> Dataset:
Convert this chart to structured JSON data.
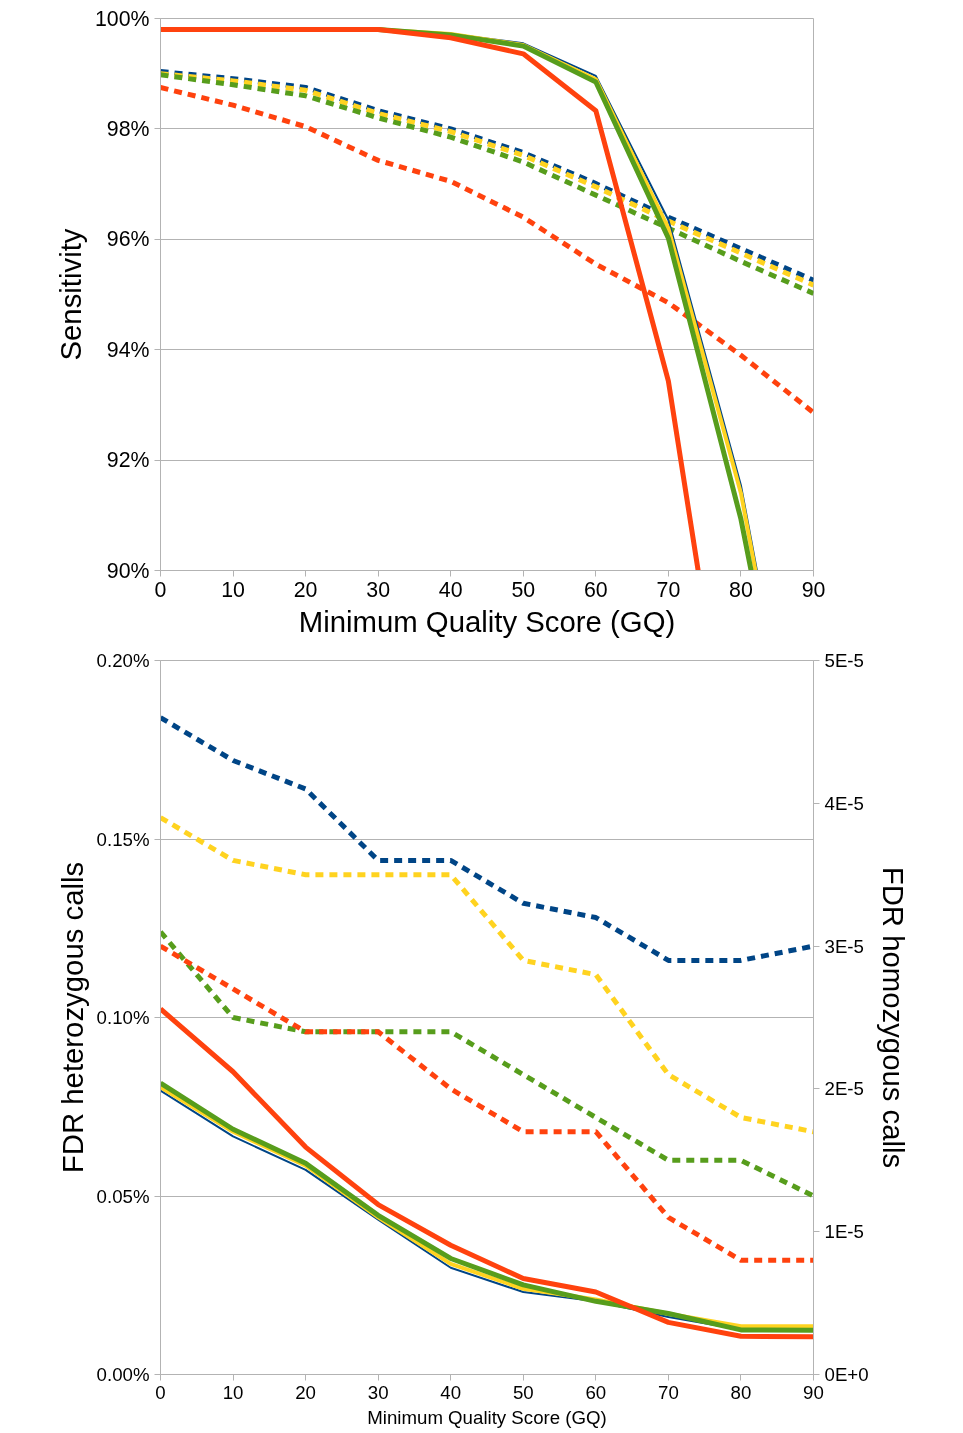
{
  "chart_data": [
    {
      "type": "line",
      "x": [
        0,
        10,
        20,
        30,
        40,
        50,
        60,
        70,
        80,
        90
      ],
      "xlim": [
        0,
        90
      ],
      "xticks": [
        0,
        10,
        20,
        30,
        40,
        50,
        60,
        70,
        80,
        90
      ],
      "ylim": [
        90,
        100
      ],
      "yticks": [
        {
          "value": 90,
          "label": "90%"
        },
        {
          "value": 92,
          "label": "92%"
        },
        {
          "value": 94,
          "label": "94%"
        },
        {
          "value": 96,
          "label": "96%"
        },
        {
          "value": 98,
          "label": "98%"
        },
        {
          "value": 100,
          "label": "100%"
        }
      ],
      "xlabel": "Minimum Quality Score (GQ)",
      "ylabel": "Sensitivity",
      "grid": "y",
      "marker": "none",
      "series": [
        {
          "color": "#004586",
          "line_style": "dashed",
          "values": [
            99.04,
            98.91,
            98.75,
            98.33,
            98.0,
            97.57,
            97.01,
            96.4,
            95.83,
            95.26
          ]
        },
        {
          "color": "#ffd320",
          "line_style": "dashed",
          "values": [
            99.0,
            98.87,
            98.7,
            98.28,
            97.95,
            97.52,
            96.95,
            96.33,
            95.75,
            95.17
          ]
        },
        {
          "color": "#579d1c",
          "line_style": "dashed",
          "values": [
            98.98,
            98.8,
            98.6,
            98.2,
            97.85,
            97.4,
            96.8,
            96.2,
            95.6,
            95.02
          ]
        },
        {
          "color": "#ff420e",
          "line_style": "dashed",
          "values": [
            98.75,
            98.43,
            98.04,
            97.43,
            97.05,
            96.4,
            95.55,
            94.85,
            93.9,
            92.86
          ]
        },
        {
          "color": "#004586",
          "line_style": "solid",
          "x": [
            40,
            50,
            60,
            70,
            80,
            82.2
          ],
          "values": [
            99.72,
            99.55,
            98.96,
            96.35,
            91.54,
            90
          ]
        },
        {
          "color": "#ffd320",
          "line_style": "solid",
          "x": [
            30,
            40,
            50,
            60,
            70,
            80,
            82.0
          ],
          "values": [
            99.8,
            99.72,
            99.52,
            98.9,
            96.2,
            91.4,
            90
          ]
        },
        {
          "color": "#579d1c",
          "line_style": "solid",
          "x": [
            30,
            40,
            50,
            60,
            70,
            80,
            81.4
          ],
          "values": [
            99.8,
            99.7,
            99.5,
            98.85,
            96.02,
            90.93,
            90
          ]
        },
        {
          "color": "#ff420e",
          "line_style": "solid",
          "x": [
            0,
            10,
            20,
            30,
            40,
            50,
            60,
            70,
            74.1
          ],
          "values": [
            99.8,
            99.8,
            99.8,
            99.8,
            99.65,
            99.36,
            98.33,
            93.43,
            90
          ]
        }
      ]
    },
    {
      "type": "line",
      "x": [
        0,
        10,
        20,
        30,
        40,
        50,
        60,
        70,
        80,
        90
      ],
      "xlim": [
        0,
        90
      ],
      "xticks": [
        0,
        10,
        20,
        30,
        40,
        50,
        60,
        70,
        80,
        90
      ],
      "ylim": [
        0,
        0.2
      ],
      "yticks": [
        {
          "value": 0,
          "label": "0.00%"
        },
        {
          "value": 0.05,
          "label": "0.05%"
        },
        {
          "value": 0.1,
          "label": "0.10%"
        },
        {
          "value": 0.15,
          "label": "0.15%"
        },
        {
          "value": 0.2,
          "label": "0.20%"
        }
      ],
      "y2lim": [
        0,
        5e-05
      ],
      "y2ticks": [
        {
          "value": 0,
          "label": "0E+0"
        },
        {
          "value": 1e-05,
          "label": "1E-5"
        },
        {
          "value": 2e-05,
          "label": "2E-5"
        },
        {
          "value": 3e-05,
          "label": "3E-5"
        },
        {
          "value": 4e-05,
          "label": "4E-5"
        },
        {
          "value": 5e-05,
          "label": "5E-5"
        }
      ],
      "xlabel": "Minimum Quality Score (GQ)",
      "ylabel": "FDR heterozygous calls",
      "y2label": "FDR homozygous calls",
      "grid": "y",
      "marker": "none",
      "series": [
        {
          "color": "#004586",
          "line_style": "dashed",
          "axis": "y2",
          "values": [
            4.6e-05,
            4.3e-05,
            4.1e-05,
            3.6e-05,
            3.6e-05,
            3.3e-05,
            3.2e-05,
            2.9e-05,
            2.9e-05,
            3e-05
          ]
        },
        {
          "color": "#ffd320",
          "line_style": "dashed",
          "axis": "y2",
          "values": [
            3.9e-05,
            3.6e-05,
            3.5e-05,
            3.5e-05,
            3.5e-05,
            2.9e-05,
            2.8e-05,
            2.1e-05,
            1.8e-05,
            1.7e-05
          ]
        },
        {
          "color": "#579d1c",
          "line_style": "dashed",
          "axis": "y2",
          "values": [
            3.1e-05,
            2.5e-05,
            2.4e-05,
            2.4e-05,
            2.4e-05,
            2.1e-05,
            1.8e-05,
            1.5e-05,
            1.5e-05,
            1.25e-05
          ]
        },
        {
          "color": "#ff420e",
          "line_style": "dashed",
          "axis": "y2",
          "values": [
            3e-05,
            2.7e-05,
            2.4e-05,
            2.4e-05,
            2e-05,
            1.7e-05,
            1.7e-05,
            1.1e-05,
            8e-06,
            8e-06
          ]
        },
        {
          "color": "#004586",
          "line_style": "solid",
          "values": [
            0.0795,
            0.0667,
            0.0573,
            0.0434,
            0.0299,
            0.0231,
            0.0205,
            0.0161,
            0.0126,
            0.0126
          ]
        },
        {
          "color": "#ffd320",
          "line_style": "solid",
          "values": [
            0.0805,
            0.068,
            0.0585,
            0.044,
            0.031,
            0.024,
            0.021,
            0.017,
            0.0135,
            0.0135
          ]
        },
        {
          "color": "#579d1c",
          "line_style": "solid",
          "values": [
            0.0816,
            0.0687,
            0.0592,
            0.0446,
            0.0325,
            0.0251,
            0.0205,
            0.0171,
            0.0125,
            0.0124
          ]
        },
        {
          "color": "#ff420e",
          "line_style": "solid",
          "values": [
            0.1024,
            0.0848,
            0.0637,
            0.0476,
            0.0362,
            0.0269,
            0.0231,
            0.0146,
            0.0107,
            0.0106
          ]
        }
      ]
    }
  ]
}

> Task requirements:
Reproduce the data above in full, exactly as it is, with the pictures left out.

> Answer to the task:
Convert this chart to structured JSON data.
{
  "chart_data": [
    {
      "type": "line",
      "x": [
        0,
        10,
        20,
        30,
        40,
        50,
        60,
        70,
        80,
        90
      ],
      "xlim": [
        0,
        90
      ],
      "xticks": [
        0,
        10,
        20,
        30,
        40,
        50,
        60,
        70,
        80,
        90
      ],
      "ylim": [
        90,
        100
      ],
      "yticks": [
        {
          "value": 90,
          "label": "90%"
        },
        {
          "value": 92,
          "label": "92%"
        },
        {
          "value": 94,
          "label": "94%"
        },
        {
          "value": 96,
          "label": "96%"
        },
        {
          "value": 98,
          "label": "98%"
        },
        {
          "value": 100,
          "label": "100%"
        }
      ],
      "xlabel": "Minimum Quality Score (GQ)",
      "ylabel": "Sensitivity",
      "grid": "y",
      "marker": "none",
      "series": [
        {
          "color": "#004586",
          "line_style": "dashed",
          "values": [
            99.04,
            98.91,
            98.75,
            98.33,
            98.0,
            97.57,
            97.01,
            96.4,
            95.83,
            95.26
          ]
        },
        {
          "color": "#ffd320",
          "line_style": "dashed",
          "values": [
            99.0,
            98.87,
            98.7,
            98.28,
            97.95,
            97.52,
            96.95,
            96.33,
            95.75,
            95.17
          ]
        },
        {
          "color": "#579d1c",
          "line_style": "dashed",
          "values": [
            98.98,
            98.8,
            98.6,
            98.2,
            97.85,
            97.4,
            96.8,
            96.2,
            95.6,
            95.02
          ]
        },
        {
          "color": "#ff420e",
          "line_style": "dashed",
          "values": [
            98.75,
            98.43,
            98.04,
            97.43,
            97.05,
            96.4,
            95.55,
            94.85,
            93.9,
            92.86
          ]
        },
        {
          "color": "#004586",
          "line_style": "solid",
          "x": [
            40,
            50,
            60,
            70,
            80,
            82.2
          ],
          "values": [
            99.72,
            99.55,
            98.96,
            96.35,
            91.54,
            90
          ]
        },
        {
          "color": "#ffd320",
          "line_style": "solid",
          "x": [
            30,
            40,
            50,
            60,
            70,
            80,
            82.0
          ],
          "values": [
            99.8,
            99.72,
            99.52,
            98.9,
            96.2,
            91.4,
            90
          ]
        },
        {
          "color": "#579d1c",
          "line_style": "solid",
          "x": [
            30,
            40,
            50,
            60,
            70,
            80,
            81.4
          ],
          "values": [
            99.8,
            99.7,
            99.5,
            98.85,
            96.02,
            90.93,
            90
          ]
        },
        {
          "color": "#ff420e",
          "line_style": "solid",
          "x": [
            0,
            10,
            20,
            30,
            40,
            50,
            60,
            70,
            74.1
          ],
          "values": [
            99.8,
            99.8,
            99.8,
            99.8,
            99.65,
            99.36,
            98.33,
            93.43,
            90
          ]
        }
      ]
    },
    {
      "type": "line",
      "x": [
        0,
        10,
        20,
        30,
        40,
        50,
        60,
        70,
        80,
        90
      ],
      "xlim": [
        0,
        90
      ],
      "xticks": [
        0,
        10,
        20,
        30,
        40,
        50,
        60,
        70,
        80,
        90
      ],
      "ylim": [
        0,
        0.2
      ],
      "yticks": [
        {
          "value": 0,
          "label": "0.00%"
        },
        {
          "value": 0.05,
          "label": "0.05%"
        },
        {
          "value": 0.1,
          "label": "0.10%"
        },
        {
          "value": 0.15,
          "label": "0.15%"
        },
        {
          "value": 0.2,
          "label": "0.20%"
        }
      ],
      "y2lim": [
        0,
        5e-05
      ],
      "y2ticks": [
        {
          "value": 0,
          "label": "0E+0"
        },
        {
          "value": 1e-05,
          "label": "1E-5"
        },
        {
          "value": 2e-05,
          "label": "2E-5"
        },
        {
          "value": 3e-05,
          "label": "3E-5"
        },
        {
          "value": 4e-05,
          "label": "4E-5"
        },
        {
          "value": 5e-05,
          "label": "5E-5"
        }
      ],
      "xlabel": "Minimum Quality Score (GQ)",
      "ylabel": "FDR heterozygous calls",
      "y2label": "FDR homozygous calls",
      "grid": "y",
      "marker": "none",
      "series": [
        {
          "color": "#004586",
          "line_style": "dashed",
          "axis": "y2",
          "values": [
            4.6e-05,
            4.3e-05,
            4.1e-05,
            3.6e-05,
            3.6e-05,
            3.3e-05,
            3.2e-05,
            2.9e-05,
            2.9e-05,
            3e-05
          ]
        },
        {
          "color": "#ffd320",
          "line_style": "dashed",
          "axis": "y2",
          "values": [
            3.9e-05,
            3.6e-05,
            3.5e-05,
            3.5e-05,
            3.5e-05,
            2.9e-05,
            2.8e-05,
            2.1e-05,
            1.8e-05,
            1.7e-05
          ]
        },
        {
          "color": "#579d1c",
          "line_style": "dashed",
          "axis": "y2",
          "values": [
            3.1e-05,
            2.5e-05,
            2.4e-05,
            2.4e-05,
            2.4e-05,
            2.1e-05,
            1.8e-05,
            1.5e-05,
            1.5e-05,
            1.25e-05
          ]
        },
        {
          "color": "#ff420e",
          "line_style": "dashed",
          "axis": "y2",
          "values": [
            3e-05,
            2.7e-05,
            2.4e-05,
            2.4e-05,
            2e-05,
            1.7e-05,
            1.7e-05,
            1.1e-05,
            8e-06,
            8e-06
          ]
        },
        {
          "color": "#004586",
          "line_style": "solid",
          "values": [
            0.0795,
            0.0667,
            0.0573,
            0.0434,
            0.0299,
            0.0231,
            0.0205,
            0.0161,
            0.0126,
            0.0126
          ]
        },
        {
          "color": "#ffd320",
          "line_style": "solid",
          "values": [
            0.0805,
            0.068,
            0.0585,
            0.044,
            0.031,
            0.024,
            0.021,
            0.017,
            0.0135,
            0.0135
          ]
        },
        {
          "color": "#579d1c",
          "line_style": "solid",
          "values": [
            0.0816,
            0.0687,
            0.0592,
            0.0446,
            0.0325,
            0.0251,
            0.0205,
            0.0171,
            0.0125,
            0.0124
          ]
        },
        {
          "color": "#ff420e",
          "line_style": "solid",
          "values": [
            0.1024,
            0.0848,
            0.0637,
            0.0476,
            0.0362,
            0.0269,
            0.0231,
            0.0146,
            0.0107,
            0.0106
          ]
        }
      ]
    }
  ]
}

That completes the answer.